Stored entries:

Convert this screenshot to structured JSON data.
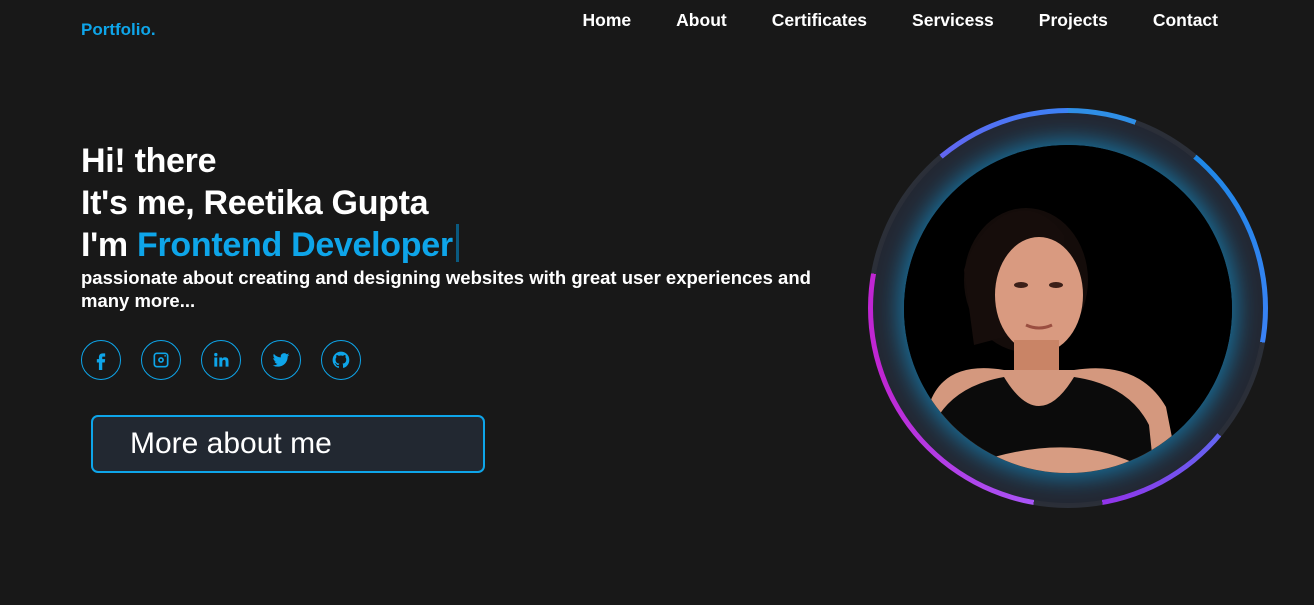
{
  "logo": "Portfolio.",
  "nav": {
    "items": [
      "Home",
      "About",
      "Certificates",
      "Servicess",
      "Projects",
      "Contact"
    ]
  },
  "hero": {
    "line1": "Hi! there",
    "line2": "It's me, Reetika Gupta",
    "line3_prefix": "I'm ",
    "role": "Frontend Developer",
    "description": "passionate about creating and designing websites with great user experiences and many more..."
  },
  "socials": [
    "facebook-icon",
    "instagram-icon",
    "linkedin-icon",
    "twitter-icon",
    "github-icon"
  ],
  "cta": {
    "label": "More about me"
  },
  "colors": {
    "background": "#181818",
    "accent": "#0ea5e9",
    "button_bg": "#222831"
  }
}
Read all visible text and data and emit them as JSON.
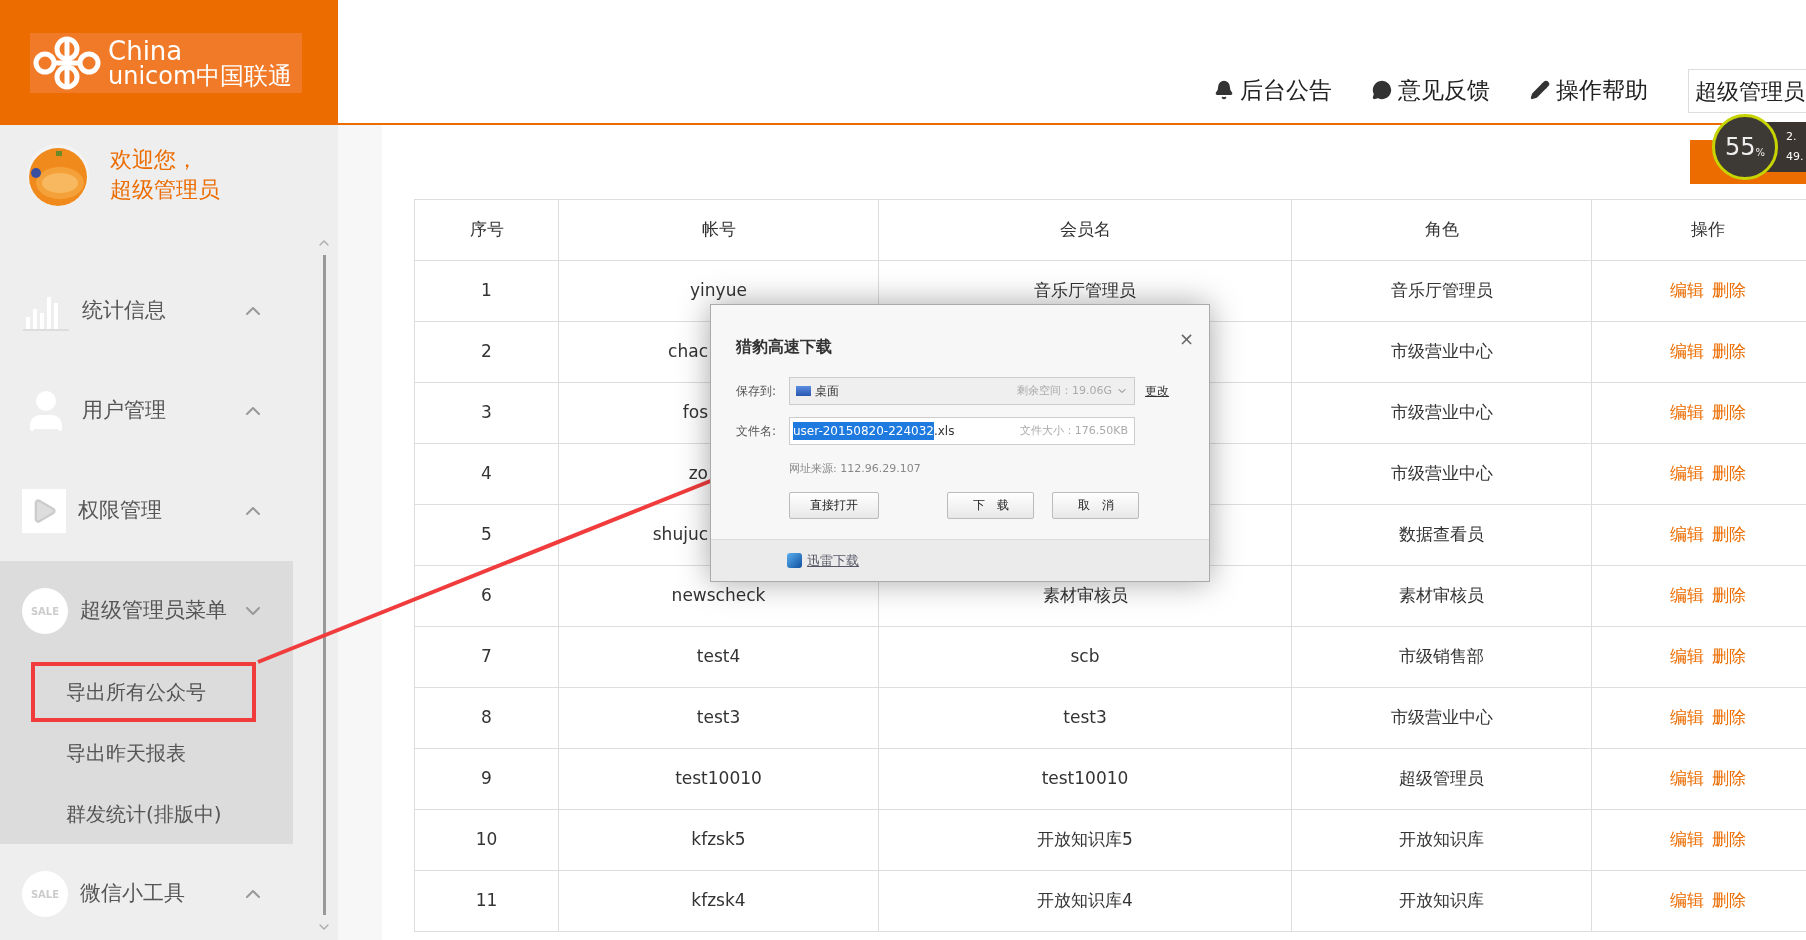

Goal:
Leave images out of the retyped records; keep all else exact.

Answer to this problem:
Convert this screenshot to structured JSON data.
{
  "logo": "Portfolio.",
  "nav": {
    "items": [
      "Home",
      "About",
      "Certificates",
      "Servicess",
      "Projects",
      "Contact"
    ]
  },
  "hero": {
    "line1": "Hi! there",
    "line2": "It's me, Reetika Gupta",
    "line3_prefix": "I'm ",
    "role": "Frontend Developer",
    "description": "passionate about creating and designing websites with great user experiences and many more..."
  },
  "socials": [
    "facebook-icon",
    "instagram-icon",
    "linkedin-icon",
    "twitter-icon",
    "github-icon"
  ],
  "cta": {
    "label": "More about me"
  },
  "colors": {
    "background": "#181818",
    "accent": "#0ea5e9",
    "button_bg": "#222831"
  }
}
Read all visible text and data and emit them as JSON.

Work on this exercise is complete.